AIM OF THE EXERCISE:
Gather up the lines with the word "background" in them.
'''
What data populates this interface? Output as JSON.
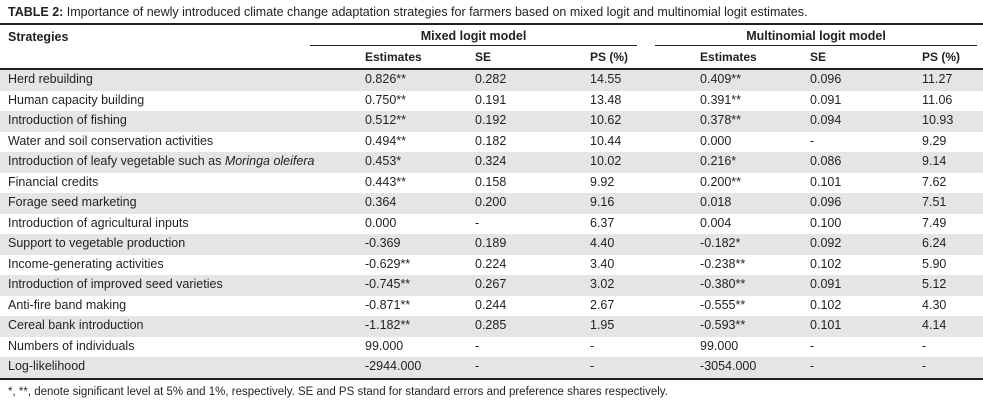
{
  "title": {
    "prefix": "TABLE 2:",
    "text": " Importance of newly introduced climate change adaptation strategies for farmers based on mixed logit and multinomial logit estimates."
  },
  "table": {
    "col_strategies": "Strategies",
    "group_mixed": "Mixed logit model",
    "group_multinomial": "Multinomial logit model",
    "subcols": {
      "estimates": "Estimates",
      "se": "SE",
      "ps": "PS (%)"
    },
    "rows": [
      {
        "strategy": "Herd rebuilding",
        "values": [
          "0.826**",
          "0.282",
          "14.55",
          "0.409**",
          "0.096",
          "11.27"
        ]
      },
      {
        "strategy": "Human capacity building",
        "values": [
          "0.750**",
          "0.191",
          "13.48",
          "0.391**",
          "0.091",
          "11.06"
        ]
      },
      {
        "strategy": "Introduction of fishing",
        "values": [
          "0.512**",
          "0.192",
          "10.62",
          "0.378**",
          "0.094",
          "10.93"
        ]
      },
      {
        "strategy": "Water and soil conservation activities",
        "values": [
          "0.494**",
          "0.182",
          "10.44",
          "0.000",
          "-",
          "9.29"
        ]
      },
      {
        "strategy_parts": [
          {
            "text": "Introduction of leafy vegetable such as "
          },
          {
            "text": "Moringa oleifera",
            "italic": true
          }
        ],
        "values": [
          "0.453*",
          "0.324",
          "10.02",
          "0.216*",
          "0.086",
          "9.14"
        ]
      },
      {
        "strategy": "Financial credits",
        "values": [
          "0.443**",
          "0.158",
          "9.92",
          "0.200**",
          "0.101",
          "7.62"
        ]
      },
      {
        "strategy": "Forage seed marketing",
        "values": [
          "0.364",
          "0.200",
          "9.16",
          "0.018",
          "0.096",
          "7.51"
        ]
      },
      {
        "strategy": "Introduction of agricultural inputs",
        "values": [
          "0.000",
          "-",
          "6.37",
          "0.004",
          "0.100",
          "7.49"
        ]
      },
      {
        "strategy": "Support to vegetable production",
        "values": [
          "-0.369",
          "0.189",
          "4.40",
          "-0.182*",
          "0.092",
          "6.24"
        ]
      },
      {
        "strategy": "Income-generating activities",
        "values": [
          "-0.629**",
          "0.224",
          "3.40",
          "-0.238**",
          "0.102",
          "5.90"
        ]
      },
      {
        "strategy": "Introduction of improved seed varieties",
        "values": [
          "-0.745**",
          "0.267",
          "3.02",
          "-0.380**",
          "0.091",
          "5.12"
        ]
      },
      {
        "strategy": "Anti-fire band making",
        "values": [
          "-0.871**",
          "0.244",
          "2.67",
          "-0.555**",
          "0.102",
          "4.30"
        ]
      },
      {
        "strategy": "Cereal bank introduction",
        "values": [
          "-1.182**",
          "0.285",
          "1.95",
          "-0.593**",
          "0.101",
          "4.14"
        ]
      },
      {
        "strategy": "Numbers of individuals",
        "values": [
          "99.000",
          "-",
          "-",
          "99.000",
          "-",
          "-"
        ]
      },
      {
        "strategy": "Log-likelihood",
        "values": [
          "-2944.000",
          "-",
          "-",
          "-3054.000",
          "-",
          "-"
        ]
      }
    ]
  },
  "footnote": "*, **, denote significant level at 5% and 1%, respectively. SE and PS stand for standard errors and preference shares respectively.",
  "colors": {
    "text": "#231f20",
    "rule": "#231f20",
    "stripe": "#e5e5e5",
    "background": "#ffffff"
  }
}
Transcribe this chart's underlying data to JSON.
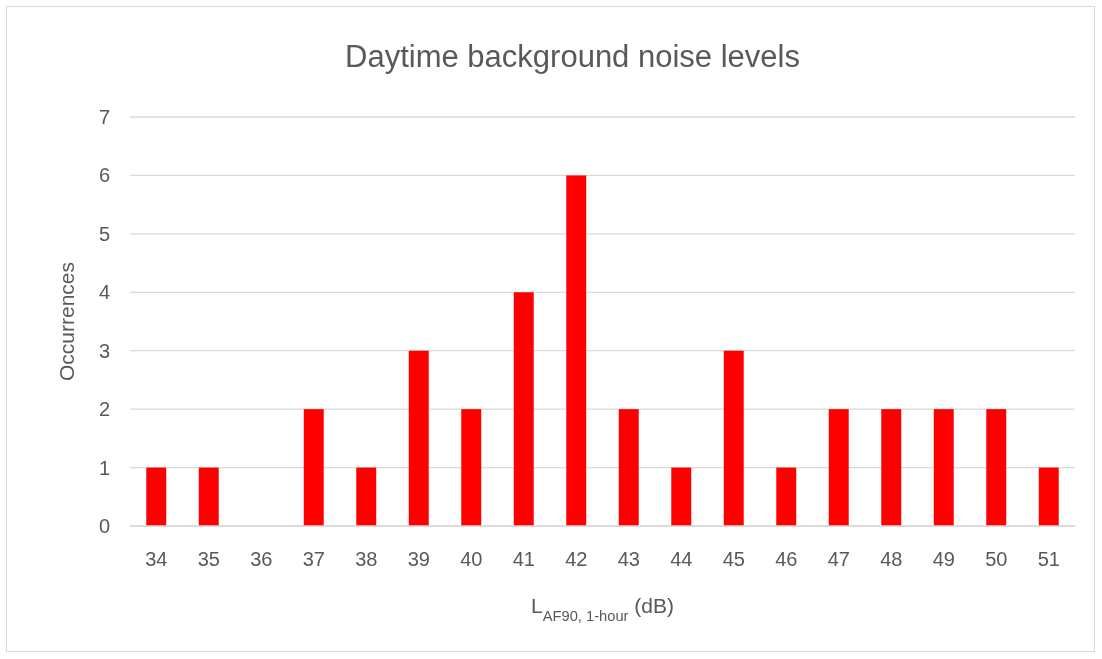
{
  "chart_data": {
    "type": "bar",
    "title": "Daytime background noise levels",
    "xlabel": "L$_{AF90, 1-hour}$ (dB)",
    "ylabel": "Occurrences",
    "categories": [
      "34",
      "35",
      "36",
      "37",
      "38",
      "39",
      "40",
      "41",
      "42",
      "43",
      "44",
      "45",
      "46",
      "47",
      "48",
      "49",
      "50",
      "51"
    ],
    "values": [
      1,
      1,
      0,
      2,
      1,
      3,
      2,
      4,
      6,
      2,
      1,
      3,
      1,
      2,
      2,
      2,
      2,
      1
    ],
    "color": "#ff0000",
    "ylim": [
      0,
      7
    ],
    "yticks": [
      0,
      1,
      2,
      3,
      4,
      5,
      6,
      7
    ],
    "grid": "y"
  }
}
'''
PROBLEM SOLUTION:
    "background": "#ffffff"
    "title": "Daytime background noise levels",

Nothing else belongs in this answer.